▶ **Problem requirements**:
Exactly as they appear, output all of the entries.

---- Data lines

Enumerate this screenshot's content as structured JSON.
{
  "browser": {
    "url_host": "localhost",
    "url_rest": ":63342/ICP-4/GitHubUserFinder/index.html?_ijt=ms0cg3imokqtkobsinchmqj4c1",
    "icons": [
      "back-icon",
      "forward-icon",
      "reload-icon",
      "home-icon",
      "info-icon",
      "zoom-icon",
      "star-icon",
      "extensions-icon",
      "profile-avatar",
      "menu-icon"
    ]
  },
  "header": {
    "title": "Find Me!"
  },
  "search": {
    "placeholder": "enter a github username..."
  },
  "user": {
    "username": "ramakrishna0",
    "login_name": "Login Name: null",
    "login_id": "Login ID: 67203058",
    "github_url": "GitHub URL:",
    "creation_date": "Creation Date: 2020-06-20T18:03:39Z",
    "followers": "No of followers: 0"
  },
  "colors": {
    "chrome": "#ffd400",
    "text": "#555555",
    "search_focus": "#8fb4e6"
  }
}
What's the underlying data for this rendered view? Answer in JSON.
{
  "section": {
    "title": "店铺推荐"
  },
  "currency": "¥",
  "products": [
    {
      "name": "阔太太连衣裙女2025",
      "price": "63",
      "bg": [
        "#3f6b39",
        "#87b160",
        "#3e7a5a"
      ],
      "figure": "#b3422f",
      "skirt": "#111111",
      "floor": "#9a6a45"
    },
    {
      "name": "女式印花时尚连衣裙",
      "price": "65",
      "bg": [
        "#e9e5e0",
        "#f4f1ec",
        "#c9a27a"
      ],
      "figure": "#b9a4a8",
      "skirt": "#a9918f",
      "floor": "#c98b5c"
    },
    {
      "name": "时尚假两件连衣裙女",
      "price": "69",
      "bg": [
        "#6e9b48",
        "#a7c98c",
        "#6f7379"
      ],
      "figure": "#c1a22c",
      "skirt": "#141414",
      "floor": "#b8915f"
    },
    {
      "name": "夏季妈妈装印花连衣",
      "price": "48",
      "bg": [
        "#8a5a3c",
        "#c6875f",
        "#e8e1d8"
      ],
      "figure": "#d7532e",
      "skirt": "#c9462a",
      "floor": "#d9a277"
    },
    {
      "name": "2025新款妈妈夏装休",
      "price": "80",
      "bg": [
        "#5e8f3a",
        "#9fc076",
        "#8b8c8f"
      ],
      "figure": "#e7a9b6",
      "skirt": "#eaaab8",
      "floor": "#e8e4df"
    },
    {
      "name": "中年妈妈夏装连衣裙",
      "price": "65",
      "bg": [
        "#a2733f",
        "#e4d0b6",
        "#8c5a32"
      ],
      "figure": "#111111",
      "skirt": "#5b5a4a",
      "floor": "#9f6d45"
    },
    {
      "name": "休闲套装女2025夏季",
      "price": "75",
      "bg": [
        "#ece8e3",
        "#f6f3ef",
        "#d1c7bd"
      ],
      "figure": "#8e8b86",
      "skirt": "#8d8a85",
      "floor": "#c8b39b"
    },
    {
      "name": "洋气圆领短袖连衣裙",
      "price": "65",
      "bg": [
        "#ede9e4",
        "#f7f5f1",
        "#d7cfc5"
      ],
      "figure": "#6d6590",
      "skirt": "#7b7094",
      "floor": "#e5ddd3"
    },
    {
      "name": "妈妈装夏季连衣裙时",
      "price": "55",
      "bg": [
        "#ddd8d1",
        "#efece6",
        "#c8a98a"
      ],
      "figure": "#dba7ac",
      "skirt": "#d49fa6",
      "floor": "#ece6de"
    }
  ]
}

--------

▶ **Exercise result**:
Enumerate this screenshot's content as structured JSON.
{
  "browser": {
    "url_host": "localhost",
    "url_rest": ":63342/ICP-4/GitHubUserFinder/index.html?_ijt=ms0cg3imokqtkobsinchmqj4c1",
    "icons": [
      "back-icon",
      "forward-icon",
      "reload-icon",
      "home-icon",
      "info-icon",
      "zoom-icon",
      "star-icon",
      "extensions-icon",
      "profile-avatar",
      "menu-icon"
    ]
  },
  "header": {
    "title": "Find Me!"
  },
  "search": {
    "placeholder": "enter a github username..."
  },
  "user": {
    "username": "ramakrishna0",
    "login_name": "Login Name: null",
    "login_id": "Login ID: 67203058",
    "github_url": "GitHub URL:",
    "creation_date": "Creation Date: 2020-06-20T18:03:39Z",
    "followers": "No of followers: 0"
  },
  "colors": {
    "chrome": "#ffd400",
    "text": "#555555",
    "search_focus": "#8fb4e6"
  }
}
What's the underlying data for this rendered view? Answer in JSON.
{
  "section": {
    "title": "店铺推荐"
  },
  "currency": "¥",
  "products": [
    {
      "name": "阔太太连衣裙女2025",
      "price": "63",
      "bg": [
        "#3f6b39",
        "#87b160",
        "#3e7a5a"
      ],
      "figure": "#b3422f",
      "skirt": "#111111",
      "floor": "#9a6a45"
    },
    {
      "name": "女式印花时尚连衣裙",
      "price": "65",
      "bg": [
        "#e9e5e0",
        "#f4f1ec",
        "#c9a27a"
      ],
      "figure": "#b9a4a8",
      "skirt": "#a9918f",
      "floor": "#c98b5c"
    },
    {
      "name": "时尚假两件连衣裙女",
      "price": "69",
      "bg": [
        "#6e9b48",
        "#a7c98c",
        "#6f7379"
      ],
      "figure": "#c1a22c",
      "skirt": "#141414",
      "floor": "#b8915f"
    },
    {
      "name": "夏季妈妈装印花连衣",
      "price": "48",
      "bg": [
        "#8a5a3c",
        "#c6875f",
        "#e8e1d8"
      ],
      "figure": "#d7532e",
      "skirt": "#c9462a",
      "floor": "#d9a277"
    },
    {
      "name": "2025新款妈妈夏装休",
      "price": "80",
      "bg": [
        "#5e8f3a",
        "#9fc076",
        "#8b8c8f"
      ],
      "figure": "#e7a9b6",
      "skirt": "#eaaab8",
      "floor": "#e8e4df"
    },
    {
      "name": "中年妈妈夏装连衣裙",
      "price": "65",
      "bg": [
        "#a2733f",
        "#e4d0b6",
        "#8c5a32"
      ],
      "figure": "#111111",
      "skirt": "#5b5a4a",
      "floor": "#9f6d45"
    },
    {
      "name": "休闲套装女2025夏季",
      "price": "75",
      "bg": [
        "#ece8e3",
        "#f6f3ef",
        "#d1c7bd"
      ],
      "figure": "#8e8b86",
      "skirt": "#8d8a85",
      "floor": "#c8b39b"
    },
    {
      "name": "洋气圆领短袖连衣裙",
      "price": "65",
      "bg": [
        "#ede9e4",
        "#f7f5f1",
        "#d7cfc5"
      ],
      "figure": "#6d6590",
      "skirt": "#7b7094",
      "floor": "#e5ddd3"
    },
    {
      "name": "妈妈装夏季连衣裙时",
      "price": "55",
      "bg": [
        "#ddd8d1",
        "#efece6",
        "#c8a98a"
      ],
      "figure": "#dba7ac",
      "skirt": "#d49fa6",
      "floor": "#ece6de"
    }
  ]
}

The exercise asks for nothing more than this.